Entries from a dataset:
--------------------

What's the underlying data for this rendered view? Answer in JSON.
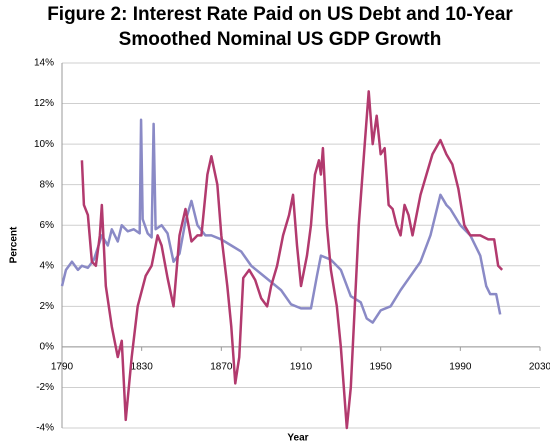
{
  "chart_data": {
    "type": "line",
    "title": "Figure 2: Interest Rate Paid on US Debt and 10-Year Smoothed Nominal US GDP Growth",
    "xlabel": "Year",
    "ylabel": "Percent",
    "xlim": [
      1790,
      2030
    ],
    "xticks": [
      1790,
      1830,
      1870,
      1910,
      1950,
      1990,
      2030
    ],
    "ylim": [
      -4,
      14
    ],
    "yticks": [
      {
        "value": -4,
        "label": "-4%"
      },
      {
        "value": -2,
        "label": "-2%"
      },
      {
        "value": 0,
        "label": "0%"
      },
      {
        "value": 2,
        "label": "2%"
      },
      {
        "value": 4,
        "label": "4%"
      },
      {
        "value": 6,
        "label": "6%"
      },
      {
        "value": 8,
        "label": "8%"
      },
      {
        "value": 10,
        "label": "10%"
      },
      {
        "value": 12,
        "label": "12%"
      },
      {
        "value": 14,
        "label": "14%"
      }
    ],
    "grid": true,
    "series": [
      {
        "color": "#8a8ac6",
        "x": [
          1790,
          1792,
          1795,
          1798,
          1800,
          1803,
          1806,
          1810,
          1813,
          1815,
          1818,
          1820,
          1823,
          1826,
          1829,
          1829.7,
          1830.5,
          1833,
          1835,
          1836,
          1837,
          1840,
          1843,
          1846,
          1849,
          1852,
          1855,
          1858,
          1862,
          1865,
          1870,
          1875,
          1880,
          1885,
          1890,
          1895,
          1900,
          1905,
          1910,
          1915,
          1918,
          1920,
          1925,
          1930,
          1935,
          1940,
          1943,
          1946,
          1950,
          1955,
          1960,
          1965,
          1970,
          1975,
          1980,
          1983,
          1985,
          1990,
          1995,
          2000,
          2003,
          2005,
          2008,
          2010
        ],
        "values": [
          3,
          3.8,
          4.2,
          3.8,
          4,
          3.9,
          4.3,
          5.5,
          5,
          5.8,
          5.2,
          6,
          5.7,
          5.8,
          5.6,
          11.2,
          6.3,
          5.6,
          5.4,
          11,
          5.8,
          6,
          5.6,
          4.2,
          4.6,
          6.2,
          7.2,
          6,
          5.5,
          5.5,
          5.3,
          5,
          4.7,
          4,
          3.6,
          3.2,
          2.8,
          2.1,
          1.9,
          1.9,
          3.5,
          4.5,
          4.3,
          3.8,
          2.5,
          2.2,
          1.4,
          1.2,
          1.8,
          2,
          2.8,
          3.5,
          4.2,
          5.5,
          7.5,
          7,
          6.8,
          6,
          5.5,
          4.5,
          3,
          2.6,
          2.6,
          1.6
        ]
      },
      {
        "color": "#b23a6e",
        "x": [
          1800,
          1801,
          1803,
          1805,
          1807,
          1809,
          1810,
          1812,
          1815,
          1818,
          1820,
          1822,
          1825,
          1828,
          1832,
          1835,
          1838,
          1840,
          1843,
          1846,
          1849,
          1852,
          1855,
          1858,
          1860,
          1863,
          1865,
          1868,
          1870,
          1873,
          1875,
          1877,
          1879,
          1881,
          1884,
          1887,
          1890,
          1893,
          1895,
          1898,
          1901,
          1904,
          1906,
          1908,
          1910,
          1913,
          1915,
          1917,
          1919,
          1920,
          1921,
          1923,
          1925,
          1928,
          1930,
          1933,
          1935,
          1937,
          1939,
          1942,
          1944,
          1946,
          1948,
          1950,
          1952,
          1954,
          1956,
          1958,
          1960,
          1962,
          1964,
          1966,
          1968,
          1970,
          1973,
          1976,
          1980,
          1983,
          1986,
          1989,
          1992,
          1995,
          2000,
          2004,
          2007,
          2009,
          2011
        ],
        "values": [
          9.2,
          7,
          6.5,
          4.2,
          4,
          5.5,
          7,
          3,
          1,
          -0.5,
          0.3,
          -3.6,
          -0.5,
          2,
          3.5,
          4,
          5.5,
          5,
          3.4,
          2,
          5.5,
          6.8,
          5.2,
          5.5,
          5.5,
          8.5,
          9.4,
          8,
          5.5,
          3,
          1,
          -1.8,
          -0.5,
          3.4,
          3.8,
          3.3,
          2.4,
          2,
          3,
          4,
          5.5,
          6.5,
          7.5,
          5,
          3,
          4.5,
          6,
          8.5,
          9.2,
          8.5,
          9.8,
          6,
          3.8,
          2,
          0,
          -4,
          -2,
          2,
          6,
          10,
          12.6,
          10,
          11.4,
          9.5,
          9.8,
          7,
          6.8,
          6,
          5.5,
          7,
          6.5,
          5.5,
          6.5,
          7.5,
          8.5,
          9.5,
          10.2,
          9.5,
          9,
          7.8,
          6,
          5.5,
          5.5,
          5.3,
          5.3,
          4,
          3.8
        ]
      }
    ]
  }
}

--------------------

Brief:
In the entries above, count every line containing the word "Year". Write only the total.

Output:
2